··· GIVEN RECORDS
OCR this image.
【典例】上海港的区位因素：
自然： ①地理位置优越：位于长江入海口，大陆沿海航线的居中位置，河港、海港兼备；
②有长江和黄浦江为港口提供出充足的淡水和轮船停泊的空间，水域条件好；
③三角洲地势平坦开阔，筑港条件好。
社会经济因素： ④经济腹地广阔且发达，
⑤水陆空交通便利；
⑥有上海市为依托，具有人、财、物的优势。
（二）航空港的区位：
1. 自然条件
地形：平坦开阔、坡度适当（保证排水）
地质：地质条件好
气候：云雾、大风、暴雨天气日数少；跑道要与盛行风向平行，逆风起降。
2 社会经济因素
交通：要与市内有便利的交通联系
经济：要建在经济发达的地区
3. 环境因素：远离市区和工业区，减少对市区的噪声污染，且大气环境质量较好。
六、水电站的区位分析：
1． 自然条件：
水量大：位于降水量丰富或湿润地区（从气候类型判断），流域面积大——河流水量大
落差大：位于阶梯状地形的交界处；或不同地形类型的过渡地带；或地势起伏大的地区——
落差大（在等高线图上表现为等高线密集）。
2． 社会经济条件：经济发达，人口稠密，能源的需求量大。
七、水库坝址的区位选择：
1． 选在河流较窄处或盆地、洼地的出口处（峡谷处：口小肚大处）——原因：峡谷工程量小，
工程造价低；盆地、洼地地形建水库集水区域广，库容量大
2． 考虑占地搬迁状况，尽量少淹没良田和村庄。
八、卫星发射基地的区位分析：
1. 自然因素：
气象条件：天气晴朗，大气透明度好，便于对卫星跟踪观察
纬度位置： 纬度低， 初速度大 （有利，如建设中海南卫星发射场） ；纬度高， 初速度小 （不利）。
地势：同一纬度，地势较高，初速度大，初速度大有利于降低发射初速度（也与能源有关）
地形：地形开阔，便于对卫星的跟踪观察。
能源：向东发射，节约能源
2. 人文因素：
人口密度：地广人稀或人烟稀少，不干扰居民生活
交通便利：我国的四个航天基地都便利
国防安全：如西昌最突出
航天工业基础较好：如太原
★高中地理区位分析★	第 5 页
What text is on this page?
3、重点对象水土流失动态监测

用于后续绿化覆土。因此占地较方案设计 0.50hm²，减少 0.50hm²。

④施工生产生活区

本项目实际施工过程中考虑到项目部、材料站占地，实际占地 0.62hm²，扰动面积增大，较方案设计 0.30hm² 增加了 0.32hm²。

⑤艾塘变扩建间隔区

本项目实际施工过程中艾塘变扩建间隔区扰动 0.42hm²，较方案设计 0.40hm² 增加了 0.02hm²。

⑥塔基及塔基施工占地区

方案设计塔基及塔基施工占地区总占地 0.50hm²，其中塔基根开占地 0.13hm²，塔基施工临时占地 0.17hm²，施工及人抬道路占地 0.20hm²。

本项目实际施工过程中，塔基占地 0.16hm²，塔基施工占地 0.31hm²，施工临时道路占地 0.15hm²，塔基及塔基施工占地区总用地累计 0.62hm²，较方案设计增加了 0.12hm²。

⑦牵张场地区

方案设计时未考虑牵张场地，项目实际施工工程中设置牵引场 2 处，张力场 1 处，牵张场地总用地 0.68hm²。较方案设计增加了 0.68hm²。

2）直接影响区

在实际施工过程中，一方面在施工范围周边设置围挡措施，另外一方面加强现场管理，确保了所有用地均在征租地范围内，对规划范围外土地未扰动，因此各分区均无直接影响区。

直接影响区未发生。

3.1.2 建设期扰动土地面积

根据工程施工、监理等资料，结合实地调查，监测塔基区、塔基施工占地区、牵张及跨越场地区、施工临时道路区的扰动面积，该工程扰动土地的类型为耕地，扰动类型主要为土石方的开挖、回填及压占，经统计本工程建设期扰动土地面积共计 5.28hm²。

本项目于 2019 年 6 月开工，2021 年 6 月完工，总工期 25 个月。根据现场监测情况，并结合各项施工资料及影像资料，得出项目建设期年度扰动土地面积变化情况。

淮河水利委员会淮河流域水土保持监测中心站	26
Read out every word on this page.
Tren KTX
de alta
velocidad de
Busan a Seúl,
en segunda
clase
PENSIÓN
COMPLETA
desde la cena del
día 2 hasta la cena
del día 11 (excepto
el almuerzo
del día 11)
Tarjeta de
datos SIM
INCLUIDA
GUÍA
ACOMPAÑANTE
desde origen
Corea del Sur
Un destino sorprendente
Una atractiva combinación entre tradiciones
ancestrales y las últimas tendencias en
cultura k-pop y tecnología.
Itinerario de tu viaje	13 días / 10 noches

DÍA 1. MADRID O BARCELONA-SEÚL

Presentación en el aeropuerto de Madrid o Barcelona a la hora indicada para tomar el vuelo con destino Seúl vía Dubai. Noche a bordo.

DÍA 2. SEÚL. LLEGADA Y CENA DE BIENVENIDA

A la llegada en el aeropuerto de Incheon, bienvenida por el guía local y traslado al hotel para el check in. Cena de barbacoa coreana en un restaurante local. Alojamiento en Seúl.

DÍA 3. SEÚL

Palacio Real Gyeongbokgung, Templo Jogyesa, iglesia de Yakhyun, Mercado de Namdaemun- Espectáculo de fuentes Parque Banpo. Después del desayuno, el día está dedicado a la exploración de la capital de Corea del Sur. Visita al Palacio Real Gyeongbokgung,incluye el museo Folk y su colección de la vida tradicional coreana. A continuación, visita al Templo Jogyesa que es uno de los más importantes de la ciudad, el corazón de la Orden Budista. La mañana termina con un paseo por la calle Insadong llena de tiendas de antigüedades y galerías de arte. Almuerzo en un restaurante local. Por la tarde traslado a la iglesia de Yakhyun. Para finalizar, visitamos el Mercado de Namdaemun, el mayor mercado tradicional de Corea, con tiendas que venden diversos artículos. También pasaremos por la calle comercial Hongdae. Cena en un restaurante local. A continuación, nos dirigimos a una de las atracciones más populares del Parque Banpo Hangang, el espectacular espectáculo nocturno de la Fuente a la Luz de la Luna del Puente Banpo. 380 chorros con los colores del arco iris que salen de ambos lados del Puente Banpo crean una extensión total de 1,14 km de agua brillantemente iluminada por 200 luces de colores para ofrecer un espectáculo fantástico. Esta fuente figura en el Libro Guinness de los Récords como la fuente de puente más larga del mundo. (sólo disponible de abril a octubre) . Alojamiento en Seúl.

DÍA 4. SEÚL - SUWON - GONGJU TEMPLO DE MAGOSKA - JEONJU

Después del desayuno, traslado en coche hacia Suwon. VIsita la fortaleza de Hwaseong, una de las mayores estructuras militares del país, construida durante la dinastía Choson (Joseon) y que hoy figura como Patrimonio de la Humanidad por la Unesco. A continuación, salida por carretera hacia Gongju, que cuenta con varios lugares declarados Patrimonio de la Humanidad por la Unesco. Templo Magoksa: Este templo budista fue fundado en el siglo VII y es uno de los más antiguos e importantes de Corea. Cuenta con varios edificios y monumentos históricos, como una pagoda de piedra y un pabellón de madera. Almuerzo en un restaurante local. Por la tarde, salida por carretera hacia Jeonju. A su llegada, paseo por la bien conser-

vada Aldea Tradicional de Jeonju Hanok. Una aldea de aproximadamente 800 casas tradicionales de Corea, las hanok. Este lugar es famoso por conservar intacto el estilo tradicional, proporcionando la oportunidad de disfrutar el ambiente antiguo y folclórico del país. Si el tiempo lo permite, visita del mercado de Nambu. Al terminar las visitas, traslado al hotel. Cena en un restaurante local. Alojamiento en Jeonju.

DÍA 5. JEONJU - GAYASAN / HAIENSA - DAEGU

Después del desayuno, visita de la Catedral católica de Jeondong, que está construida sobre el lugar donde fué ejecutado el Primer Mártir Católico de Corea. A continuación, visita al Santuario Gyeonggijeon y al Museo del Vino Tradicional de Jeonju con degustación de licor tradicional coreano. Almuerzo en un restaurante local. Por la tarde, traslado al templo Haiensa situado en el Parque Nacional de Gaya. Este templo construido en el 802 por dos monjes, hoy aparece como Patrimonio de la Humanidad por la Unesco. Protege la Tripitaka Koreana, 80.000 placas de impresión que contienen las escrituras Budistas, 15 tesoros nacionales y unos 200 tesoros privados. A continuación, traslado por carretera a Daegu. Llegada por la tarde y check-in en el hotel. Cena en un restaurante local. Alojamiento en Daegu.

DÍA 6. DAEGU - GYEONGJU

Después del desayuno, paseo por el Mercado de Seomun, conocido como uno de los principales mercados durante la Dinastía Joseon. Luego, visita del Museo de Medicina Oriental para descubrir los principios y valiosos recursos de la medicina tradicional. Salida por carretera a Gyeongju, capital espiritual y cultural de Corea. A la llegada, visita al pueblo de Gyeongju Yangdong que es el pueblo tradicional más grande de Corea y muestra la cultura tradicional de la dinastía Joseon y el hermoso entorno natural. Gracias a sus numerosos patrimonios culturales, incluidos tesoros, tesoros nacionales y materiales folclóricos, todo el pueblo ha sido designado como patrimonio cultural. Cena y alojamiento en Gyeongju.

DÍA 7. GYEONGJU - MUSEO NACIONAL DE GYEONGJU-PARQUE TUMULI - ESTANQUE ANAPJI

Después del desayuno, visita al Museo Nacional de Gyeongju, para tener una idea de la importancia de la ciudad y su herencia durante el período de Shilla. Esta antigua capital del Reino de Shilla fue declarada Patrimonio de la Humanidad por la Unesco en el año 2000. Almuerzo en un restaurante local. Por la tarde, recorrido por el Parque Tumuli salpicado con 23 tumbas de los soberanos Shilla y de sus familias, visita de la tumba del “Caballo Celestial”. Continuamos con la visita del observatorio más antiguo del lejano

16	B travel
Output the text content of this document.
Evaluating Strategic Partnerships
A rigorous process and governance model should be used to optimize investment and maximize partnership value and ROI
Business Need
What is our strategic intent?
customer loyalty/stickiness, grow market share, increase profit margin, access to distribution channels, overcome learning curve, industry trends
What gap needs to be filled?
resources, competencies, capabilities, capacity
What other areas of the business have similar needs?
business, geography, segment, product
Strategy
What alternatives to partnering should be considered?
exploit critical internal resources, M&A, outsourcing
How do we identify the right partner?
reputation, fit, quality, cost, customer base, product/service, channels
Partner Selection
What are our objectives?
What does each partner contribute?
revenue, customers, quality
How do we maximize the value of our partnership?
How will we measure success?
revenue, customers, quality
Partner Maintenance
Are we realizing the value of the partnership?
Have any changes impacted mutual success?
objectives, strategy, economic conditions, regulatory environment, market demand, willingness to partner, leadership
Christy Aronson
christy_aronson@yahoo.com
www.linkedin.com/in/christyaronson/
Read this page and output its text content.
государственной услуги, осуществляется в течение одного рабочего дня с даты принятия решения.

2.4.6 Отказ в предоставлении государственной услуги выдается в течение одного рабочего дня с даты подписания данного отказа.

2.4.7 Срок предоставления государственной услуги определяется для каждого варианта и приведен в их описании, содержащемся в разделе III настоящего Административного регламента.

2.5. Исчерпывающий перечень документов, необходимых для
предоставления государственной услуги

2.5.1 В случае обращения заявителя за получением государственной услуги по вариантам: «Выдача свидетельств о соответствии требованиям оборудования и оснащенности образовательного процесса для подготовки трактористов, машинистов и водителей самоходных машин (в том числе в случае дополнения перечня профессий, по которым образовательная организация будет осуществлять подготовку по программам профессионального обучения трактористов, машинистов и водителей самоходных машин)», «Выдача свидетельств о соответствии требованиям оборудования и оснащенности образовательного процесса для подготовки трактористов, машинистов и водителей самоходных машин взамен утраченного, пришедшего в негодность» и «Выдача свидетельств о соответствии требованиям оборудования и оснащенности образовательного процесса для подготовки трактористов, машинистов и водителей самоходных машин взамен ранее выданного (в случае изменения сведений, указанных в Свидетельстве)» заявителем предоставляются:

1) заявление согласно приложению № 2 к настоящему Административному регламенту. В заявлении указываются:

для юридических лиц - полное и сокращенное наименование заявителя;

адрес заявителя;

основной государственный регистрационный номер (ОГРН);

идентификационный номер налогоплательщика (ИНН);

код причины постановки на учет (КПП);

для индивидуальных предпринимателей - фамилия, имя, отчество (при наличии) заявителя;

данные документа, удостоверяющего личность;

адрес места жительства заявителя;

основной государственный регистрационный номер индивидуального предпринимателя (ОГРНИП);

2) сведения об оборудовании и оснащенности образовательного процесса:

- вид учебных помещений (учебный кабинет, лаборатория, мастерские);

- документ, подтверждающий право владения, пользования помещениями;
······
= TASK OBJECTIVE =
Pull out every line in the material above where "resources" occurs.

= TASK RESPONSE =
resources, competencies, capabilities, capacity
exploit critical internal resources, M&A, outsourcing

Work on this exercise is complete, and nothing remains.